** Start **

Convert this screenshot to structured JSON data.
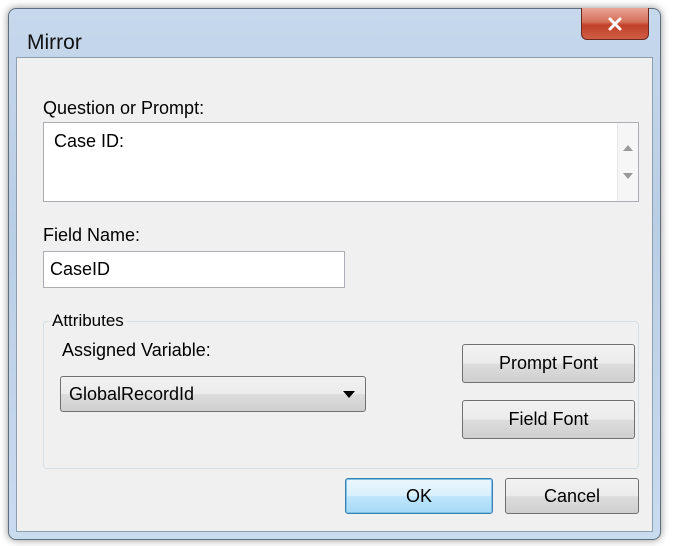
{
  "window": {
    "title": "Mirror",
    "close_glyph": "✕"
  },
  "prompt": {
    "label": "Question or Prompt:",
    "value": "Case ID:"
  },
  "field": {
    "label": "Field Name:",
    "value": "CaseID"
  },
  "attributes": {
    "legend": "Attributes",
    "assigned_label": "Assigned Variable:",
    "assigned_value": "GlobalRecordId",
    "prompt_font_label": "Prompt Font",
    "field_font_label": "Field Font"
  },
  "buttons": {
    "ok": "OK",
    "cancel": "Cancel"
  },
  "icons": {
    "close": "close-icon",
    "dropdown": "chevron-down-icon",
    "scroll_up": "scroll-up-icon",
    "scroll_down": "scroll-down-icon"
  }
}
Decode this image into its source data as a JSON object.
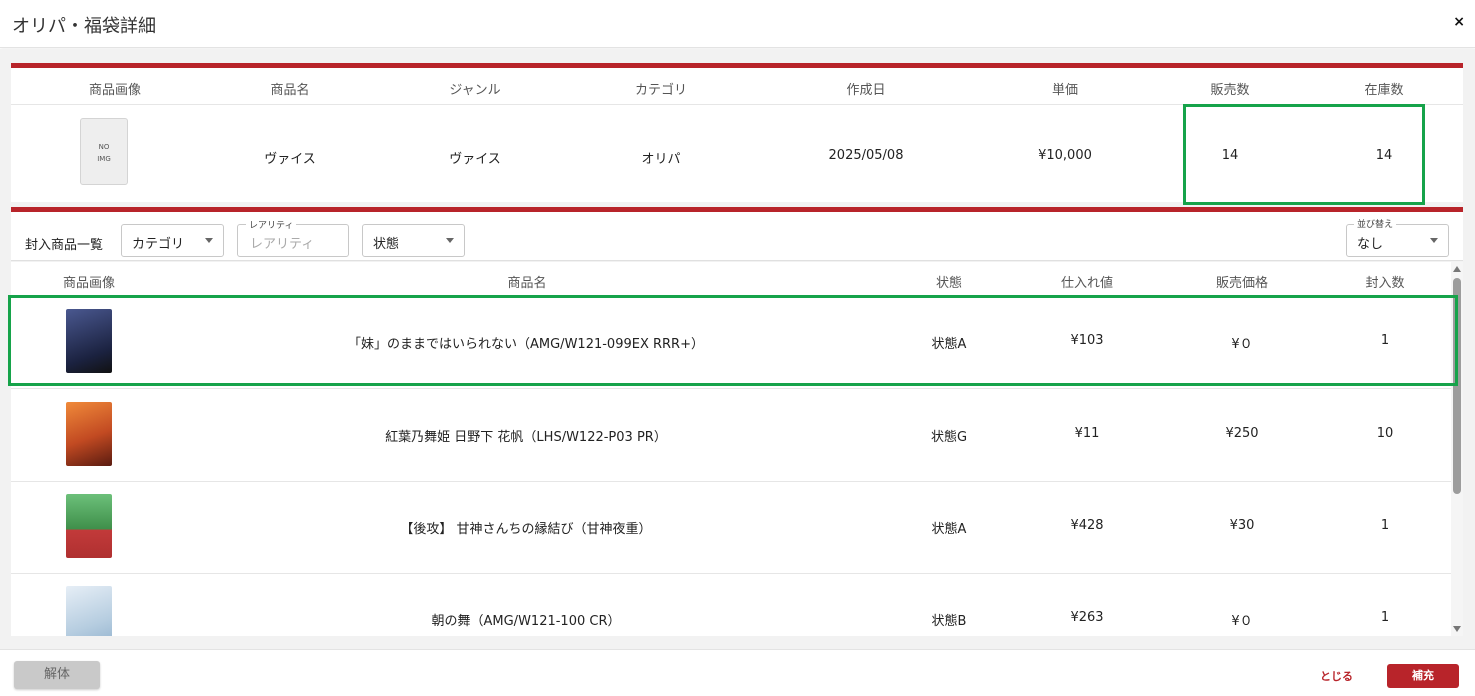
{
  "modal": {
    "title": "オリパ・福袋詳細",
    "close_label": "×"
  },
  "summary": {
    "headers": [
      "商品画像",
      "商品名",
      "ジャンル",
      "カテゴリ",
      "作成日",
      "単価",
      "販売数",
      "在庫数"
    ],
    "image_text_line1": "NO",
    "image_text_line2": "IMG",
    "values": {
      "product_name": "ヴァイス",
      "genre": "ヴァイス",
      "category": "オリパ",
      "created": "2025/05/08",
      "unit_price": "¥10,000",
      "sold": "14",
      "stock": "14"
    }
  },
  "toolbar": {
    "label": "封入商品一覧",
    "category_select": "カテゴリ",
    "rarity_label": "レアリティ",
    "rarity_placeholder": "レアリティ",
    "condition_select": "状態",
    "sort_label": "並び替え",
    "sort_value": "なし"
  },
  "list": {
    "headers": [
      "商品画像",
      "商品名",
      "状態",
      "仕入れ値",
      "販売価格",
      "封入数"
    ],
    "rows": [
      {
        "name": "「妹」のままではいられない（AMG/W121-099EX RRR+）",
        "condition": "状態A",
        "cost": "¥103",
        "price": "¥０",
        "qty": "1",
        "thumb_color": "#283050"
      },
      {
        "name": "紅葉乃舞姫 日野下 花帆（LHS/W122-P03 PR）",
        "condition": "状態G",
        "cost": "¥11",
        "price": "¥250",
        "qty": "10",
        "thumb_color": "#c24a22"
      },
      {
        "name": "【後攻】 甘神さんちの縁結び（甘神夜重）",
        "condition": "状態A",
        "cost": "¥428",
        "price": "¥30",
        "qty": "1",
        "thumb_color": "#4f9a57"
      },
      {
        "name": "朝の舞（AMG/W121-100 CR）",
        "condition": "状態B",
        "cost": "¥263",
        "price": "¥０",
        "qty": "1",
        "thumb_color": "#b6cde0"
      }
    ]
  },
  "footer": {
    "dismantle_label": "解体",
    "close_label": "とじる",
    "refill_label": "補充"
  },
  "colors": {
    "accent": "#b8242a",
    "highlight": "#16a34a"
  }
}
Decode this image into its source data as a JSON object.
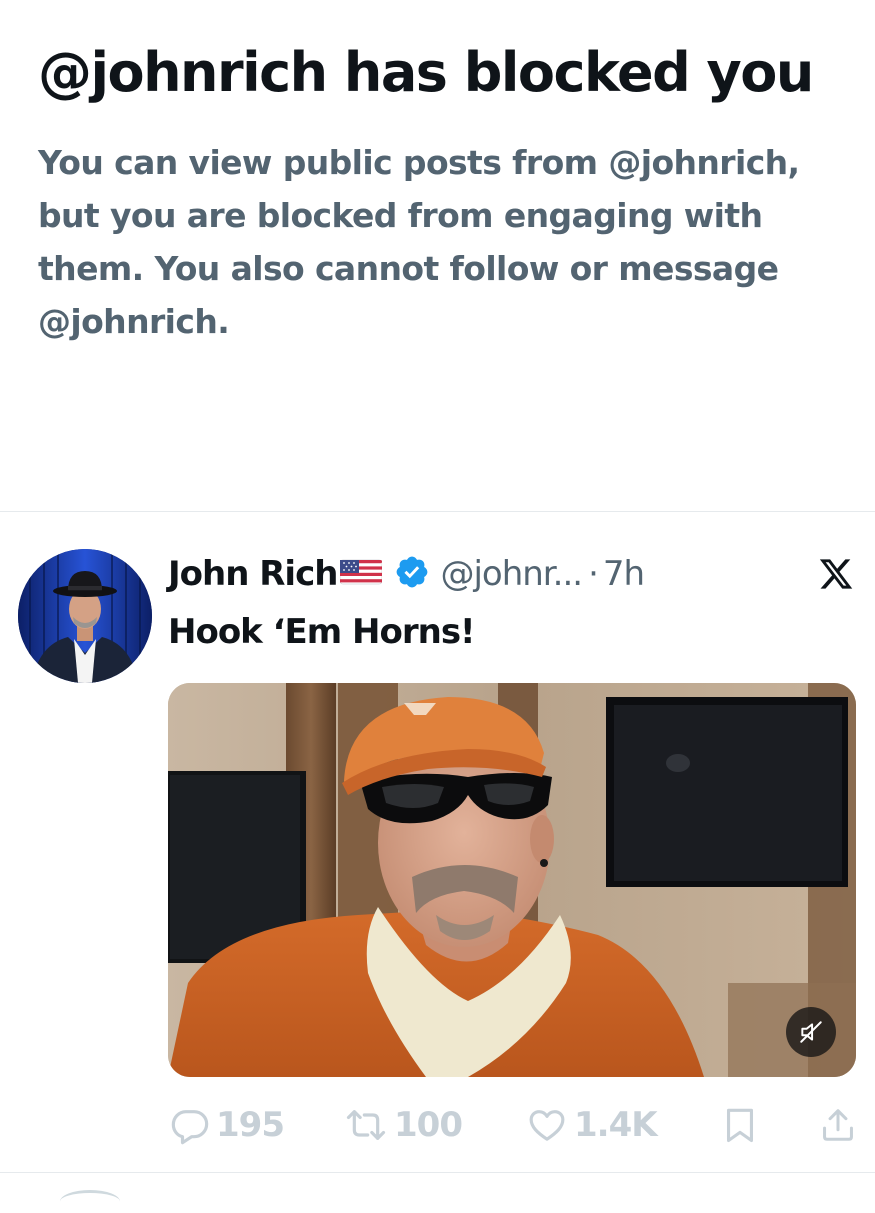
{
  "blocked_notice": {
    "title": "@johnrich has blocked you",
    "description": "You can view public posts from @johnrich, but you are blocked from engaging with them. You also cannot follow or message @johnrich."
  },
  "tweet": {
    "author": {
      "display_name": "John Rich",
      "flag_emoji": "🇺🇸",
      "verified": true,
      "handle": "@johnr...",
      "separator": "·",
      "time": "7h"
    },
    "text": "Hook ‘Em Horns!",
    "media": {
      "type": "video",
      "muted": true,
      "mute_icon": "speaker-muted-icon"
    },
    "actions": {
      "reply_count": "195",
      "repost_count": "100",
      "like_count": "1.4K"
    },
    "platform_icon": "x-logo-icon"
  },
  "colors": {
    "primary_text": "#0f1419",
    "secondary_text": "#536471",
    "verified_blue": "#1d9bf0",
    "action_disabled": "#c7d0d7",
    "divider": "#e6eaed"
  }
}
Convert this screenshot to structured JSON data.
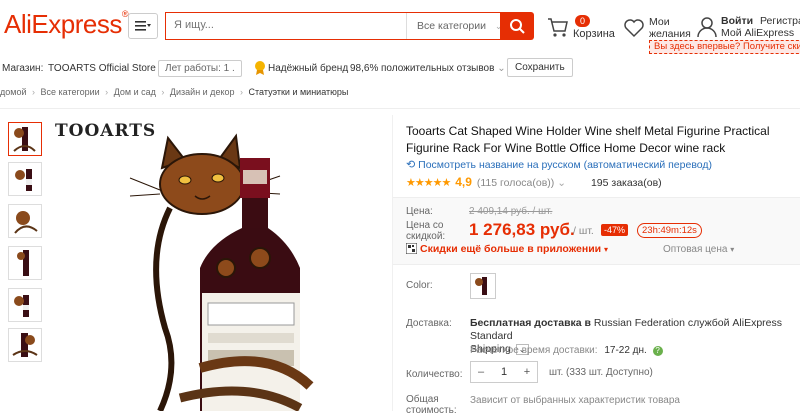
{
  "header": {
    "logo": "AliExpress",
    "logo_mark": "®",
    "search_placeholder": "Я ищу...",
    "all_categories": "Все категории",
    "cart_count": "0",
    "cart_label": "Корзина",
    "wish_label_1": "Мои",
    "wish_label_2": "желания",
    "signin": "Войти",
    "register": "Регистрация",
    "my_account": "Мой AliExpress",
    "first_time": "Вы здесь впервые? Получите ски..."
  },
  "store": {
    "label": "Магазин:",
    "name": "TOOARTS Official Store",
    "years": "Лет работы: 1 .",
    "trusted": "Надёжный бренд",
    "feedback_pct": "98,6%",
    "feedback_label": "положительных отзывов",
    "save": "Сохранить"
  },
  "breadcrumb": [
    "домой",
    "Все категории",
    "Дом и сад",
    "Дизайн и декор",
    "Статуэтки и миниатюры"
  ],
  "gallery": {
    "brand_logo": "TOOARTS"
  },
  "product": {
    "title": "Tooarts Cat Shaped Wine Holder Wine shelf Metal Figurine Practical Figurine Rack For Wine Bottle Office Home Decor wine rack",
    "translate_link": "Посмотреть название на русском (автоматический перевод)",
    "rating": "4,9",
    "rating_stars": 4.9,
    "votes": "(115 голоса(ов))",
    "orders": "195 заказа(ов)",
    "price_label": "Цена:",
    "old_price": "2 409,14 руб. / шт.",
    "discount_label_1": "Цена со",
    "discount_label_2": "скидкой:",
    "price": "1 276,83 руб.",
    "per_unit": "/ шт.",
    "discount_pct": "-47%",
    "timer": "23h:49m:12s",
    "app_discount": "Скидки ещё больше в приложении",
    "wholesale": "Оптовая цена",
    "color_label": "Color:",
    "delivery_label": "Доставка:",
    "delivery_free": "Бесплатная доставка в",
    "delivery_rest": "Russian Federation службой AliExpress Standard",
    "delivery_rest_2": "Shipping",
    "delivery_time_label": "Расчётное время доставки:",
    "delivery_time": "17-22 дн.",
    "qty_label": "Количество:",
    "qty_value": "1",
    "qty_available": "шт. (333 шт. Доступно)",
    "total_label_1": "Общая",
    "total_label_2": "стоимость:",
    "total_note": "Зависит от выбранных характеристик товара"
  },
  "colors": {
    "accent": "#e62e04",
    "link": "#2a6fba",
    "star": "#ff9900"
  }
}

** End **

* Aim
Search the preceding listing for "AliExpress" and extract every line where it is found.

* Task response
    "logo": "AliExpress",
    "my_account": "Мой AliExpress",
    "delivery_rest": "Russian Federation службой AliExpress Standard",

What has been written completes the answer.